◆ **Work to do**
Search the material for the word "在书的世界中" and report each line where it turns up.
========================================================================
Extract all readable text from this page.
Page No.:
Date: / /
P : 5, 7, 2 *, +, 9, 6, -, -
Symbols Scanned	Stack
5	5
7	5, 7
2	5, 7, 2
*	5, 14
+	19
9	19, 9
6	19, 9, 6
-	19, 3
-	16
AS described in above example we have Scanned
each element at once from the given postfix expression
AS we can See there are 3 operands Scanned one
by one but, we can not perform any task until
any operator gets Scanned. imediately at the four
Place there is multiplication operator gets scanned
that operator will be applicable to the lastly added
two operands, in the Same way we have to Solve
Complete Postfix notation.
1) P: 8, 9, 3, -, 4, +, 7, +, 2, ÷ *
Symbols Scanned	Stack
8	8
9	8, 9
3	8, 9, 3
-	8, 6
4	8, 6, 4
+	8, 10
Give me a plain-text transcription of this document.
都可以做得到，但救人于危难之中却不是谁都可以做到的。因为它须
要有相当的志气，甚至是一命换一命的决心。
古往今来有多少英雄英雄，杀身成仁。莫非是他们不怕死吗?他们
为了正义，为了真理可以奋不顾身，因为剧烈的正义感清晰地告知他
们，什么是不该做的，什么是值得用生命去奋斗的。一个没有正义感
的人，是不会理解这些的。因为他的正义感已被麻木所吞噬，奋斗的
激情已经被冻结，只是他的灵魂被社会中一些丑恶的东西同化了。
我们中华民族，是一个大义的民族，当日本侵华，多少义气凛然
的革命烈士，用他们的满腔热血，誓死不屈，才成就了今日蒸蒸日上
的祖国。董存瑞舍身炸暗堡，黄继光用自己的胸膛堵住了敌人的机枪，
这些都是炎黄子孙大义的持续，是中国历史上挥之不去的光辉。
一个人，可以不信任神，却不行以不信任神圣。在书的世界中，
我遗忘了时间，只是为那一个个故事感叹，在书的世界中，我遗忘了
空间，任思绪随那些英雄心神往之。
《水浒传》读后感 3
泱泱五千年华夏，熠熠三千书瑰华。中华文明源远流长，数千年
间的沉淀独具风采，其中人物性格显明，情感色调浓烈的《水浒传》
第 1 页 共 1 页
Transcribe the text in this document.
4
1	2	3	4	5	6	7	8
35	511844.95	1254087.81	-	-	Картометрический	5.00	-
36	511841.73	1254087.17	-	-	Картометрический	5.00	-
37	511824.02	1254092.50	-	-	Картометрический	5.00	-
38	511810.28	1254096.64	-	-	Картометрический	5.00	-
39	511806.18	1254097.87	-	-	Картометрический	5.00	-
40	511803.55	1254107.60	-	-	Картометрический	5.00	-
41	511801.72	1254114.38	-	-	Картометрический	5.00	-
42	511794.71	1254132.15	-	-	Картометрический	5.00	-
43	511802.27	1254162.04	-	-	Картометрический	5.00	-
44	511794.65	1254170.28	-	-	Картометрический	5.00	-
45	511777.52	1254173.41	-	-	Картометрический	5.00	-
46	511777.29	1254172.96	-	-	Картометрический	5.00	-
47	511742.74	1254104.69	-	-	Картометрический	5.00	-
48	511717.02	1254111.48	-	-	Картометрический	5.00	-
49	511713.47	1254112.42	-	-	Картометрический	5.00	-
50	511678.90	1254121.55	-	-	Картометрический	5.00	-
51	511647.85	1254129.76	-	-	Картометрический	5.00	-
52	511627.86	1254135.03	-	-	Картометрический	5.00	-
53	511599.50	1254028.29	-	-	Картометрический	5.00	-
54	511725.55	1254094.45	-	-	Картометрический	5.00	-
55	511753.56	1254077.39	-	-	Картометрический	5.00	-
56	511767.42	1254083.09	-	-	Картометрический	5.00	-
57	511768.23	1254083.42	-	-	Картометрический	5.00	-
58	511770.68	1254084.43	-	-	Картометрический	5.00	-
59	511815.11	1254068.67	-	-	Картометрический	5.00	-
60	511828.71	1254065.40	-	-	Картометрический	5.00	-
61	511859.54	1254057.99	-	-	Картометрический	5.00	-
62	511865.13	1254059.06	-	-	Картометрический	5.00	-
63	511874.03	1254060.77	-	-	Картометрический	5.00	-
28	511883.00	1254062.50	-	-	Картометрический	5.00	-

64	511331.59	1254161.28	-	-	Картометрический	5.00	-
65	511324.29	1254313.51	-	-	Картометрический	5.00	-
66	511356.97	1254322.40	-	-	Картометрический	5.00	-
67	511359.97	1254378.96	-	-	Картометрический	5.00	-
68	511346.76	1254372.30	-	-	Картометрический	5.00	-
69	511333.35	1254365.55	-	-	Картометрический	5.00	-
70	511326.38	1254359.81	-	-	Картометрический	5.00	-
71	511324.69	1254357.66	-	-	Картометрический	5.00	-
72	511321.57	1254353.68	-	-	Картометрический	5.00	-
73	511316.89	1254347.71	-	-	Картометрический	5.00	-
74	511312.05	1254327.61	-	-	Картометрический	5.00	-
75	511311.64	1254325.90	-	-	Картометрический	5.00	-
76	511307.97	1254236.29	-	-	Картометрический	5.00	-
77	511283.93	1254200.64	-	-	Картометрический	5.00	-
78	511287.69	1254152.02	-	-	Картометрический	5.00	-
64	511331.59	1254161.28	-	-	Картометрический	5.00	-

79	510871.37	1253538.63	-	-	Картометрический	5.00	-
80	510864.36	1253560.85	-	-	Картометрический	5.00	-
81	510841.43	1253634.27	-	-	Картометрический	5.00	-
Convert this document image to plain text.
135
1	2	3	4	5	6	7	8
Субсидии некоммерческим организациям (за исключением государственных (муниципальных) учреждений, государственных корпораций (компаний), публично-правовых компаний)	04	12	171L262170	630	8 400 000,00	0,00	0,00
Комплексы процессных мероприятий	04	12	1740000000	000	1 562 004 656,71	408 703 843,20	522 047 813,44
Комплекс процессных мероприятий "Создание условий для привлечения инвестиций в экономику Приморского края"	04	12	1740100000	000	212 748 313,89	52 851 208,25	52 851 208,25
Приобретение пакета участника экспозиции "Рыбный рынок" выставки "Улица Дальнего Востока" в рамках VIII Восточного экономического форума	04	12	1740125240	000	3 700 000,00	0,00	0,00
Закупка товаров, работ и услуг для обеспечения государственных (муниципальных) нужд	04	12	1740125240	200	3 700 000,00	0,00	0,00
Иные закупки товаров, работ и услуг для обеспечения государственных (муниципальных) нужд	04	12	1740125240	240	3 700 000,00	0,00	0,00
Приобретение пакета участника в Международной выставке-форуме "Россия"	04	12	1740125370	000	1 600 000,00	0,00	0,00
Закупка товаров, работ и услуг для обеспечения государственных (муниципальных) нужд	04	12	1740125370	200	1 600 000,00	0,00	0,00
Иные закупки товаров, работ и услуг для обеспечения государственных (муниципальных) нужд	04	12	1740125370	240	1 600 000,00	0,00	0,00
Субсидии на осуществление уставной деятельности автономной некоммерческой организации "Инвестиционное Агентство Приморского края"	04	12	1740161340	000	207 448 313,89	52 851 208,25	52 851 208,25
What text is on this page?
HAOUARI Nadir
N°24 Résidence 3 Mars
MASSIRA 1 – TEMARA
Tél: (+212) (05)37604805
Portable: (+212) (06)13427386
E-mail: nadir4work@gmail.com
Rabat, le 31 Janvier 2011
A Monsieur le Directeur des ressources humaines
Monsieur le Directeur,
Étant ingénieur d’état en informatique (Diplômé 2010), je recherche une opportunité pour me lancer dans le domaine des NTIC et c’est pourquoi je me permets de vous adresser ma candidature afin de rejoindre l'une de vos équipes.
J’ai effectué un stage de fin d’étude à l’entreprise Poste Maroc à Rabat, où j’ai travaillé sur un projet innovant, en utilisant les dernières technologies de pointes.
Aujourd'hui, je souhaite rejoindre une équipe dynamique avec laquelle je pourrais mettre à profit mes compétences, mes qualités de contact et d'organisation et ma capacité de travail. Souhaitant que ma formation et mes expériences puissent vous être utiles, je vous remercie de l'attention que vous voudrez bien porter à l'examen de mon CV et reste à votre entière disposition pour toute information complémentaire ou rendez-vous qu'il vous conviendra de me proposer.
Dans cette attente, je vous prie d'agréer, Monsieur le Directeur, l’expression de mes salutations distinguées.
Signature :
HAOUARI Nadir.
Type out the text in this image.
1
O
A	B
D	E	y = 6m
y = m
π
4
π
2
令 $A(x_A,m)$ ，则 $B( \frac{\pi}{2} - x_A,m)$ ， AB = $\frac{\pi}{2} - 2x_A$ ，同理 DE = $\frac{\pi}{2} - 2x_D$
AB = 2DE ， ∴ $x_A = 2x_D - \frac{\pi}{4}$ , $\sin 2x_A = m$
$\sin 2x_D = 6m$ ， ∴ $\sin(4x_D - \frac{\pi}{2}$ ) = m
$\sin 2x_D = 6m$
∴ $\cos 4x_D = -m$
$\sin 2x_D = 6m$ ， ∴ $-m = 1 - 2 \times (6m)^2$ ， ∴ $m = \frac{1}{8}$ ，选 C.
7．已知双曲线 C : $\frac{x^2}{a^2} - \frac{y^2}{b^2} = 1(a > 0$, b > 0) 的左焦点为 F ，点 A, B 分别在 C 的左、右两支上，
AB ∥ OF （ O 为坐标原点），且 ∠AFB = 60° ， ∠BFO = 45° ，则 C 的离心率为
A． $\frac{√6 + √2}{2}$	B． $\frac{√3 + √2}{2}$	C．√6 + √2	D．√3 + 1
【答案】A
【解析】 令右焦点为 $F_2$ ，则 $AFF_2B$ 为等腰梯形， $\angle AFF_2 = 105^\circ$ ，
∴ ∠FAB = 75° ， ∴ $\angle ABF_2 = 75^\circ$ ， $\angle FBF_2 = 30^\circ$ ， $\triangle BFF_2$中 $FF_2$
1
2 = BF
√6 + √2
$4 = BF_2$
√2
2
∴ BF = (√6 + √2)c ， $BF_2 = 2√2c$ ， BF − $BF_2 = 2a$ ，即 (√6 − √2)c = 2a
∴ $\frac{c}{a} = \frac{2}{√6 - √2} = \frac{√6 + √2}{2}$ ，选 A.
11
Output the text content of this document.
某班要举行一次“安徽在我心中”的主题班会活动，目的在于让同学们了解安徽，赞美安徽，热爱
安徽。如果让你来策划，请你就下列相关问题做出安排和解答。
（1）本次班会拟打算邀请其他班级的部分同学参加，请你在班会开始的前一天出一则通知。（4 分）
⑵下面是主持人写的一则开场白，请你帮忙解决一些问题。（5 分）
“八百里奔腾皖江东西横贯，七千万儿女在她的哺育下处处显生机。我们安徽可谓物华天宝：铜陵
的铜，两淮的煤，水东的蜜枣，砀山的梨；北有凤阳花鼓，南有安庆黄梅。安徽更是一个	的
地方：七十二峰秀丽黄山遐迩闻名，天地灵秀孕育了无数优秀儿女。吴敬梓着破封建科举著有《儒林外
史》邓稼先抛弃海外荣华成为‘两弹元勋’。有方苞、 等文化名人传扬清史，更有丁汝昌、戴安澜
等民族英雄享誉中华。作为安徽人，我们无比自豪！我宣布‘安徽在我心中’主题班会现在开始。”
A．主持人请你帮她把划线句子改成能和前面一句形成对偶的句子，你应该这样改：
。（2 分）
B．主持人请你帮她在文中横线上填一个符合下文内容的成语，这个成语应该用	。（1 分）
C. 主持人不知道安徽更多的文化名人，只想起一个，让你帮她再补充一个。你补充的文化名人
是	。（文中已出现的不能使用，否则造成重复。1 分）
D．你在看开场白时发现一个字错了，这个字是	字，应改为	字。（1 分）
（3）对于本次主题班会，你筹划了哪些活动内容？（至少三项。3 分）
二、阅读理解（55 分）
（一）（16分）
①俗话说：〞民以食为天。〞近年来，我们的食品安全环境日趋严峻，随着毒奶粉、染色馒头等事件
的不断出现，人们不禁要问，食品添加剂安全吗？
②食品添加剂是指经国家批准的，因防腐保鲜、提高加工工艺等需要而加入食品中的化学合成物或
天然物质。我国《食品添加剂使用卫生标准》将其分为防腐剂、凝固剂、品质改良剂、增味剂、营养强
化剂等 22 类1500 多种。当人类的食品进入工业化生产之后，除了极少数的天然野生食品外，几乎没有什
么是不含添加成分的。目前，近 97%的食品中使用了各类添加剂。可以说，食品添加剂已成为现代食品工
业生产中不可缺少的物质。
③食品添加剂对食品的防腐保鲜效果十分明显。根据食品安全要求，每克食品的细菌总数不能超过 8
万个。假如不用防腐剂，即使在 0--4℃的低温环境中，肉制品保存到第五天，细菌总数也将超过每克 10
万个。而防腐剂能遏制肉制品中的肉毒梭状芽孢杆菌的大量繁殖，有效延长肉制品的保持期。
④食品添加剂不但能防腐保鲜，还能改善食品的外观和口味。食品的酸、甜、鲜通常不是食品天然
========================================================================
◆ **Finished task**
一个人，可以不信任神，却不行以不信任神圣。在书的世界中，
我遗忘了时间，只是为那一个个故事感叹，在书的世界中，我遗忘了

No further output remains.